State only how many lines contain the string "Start".

Collected data entries
:::

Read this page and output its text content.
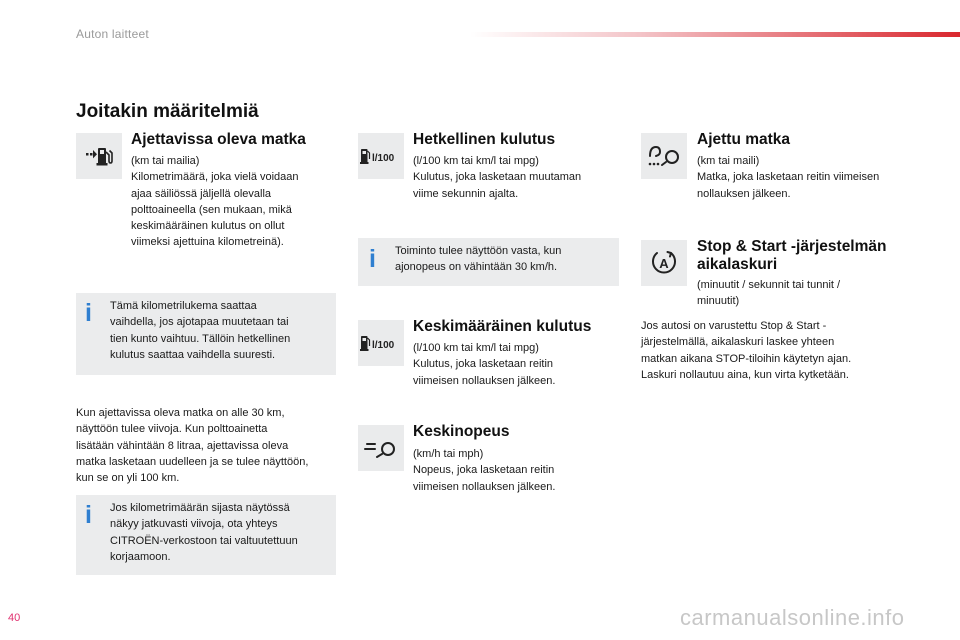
Auton laitteet
Joitakin määritelmiä
Ajettavissa oleva matka
(km tai mailia)
Kilometrimäärä, joka vielä voidaan
ajaa säiliössä jäljellä olevalla
polttoaineella (sen mukaan, mikä
keskimääräinen kulutus on ollut
viimeksi ajettuina kilometreinä).
i Tämä kilometrilukema saattaa
vaihdella, jos ajotapaa muutetaan tai
tien kunto vaihtuu. Tällöin hetkellinen
kulutus saattaa vaihdella suuresti.
Kun ajettavissa oleva matka on alle 30 km,
näyttöön tulee viivoja. Kun polttoainetta
lisätään vähintään 8 litraa, ajettavissa oleva
matka lasketaan uudelleen ja se tulee näyttöön,
kun se on yli 100 km.
i Jos kilometrimäärän sijasta näytössä
näkyy jatkuvasti viivoja, ota yhteys
CITROËN-verkostoon tai valtuutettuun
korjaamoon.
l/100
Hetkellinen kulutus
(l/100 km tai km/l tai mpg)
Kulutus, joka lasketaan muutaman
viime sekunnin ajalta.
i Toiminto tulee näyttöön vasta, kun
ajonopeus on vähintään 30 km/h.
l/100
Keskimääräinen kulutus
(l/100 km tai km/l tai mpg)
Kulutus, joka lasketaan reitin
viimeisen nollauksen jälkeen.
Keskinopeus
(km/h tai mph)
Nopeus, joka lasketaan reitin
viimeisen nollauksen jälkeen.
Ajettu matka
(km tai maili)
Matka, joka lasketaan reitin viimeisen
nollauksen jälkeen.
A
Stop & Start -järjestelmän aikalaskuri
(minuutit / sekunnit tai tunnit /
minuutit)
Jos autosi on varustettu Stop & Start -
järjestelmällä, aikalaskuri laskee yhteen
matkan aikana STOP-tiloihin käytetyn ajan.
Laskuri nollautuu aina, kun virta kytketään.
40	carmanualsonline.info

:::

# Result
2